Content starts

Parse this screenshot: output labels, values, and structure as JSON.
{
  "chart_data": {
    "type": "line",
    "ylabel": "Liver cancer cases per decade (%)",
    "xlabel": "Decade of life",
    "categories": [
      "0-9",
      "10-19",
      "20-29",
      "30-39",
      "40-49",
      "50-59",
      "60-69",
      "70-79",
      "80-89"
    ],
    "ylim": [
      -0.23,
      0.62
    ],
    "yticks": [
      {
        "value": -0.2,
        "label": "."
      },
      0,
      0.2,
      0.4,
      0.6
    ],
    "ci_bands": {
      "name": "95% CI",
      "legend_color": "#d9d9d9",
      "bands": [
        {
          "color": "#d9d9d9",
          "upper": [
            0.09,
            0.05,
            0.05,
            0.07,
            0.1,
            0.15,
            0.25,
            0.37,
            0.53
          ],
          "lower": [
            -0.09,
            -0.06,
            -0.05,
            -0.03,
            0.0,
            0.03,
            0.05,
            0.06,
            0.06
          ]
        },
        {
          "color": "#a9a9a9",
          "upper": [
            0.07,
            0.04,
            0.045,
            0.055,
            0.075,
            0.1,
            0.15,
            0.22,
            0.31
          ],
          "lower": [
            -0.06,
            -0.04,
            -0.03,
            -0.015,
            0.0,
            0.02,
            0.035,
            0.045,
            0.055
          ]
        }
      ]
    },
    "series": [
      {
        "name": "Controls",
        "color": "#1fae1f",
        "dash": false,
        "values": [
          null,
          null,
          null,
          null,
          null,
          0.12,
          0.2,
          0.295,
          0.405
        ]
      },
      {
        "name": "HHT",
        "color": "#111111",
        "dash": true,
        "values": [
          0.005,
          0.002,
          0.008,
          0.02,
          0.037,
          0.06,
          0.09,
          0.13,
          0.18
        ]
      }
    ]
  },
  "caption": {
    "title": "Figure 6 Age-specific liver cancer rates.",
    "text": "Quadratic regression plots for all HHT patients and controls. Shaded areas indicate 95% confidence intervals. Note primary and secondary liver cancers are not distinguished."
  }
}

Content ends

**TASK:** Print the full listing, word for word.

**ANSWER BOX:**
Parse this screenshot: output labels, values, and structure as JSON.
{
  "chart_data": {
    "type": "line",
    "ylabel": "Liver cancer cases per decade (%)",
    "xlabel": "Decade of life",
    "categories": [
      "0-9",
      "10-19",
      "20-29",
      "30-39",
      "40-49",
      "50-59",
      "60-69",
      "70-79",
      "80-89"
    ],
    "ylim": [
      -0.23,
      0.62
    ],
    "yticks": [
      {
        "value": -0.2,
        "label": "."
      },
      0,
      0.2,
      0.4,
      0.6
    ],
    "ci_bands": {
      "name": "95% CI",
      "legend_color": "#d9d9d9",
      "bands": [
        {
          "color": "#d9d9d9",
          "upper": [
            0.09,
            0.05,
            0.05,
            0.07,
            0.1,
            0.15,
            0.25,
            0.37,
            0.53
          ],
          "lower": [
            -0.09,
            -0.06,
            -0.05,
            -0.03,
            0.0,
            0.03,
            0.05,
            0.06,
            0.06
          ]
        },
        {
          "color": "#a9a9a9",
          "upper": [
            0.07,
            0.04,
            0.045,
            0.055,
            0.075,
            0.1,
            0.15,
            0.22,
            0.31
          ],
          "lower": [
            -0.06,
            -0.04,
            -0.03,
            -0.015,
            0.0,
            0.02,
            0.035,
            0.045,
            0.055
          ]
        }
      ]
    },
    "series": [
      {
        "name": "Controls",
        "color": "#1fae1f",
        "dash": false,
        "values": [
          null,
          null,
          null,
          null,
          null,
          0.12,
          0.2,
          0.295,
          0.405
        ]
      },
      {
        "name": "HHT",
        "color": "#111111",
        "dash": true,
        "values": [
          0.005,
          0.002,
          0.008,
          0.02,
          0.037,
          0.06,
          0.09,
          0.13,
          0.18
        ]
      }
    ]
  },
  "caption": {
    "title": "Figure 6 Age-specific liver cancer rates.",
    "text": "Quadratic regression plots for all HHT patients and controls. Shaded areas indicate 95% confidence intervals. Note primary and secondary liver cancers are not distinguished."
  }
}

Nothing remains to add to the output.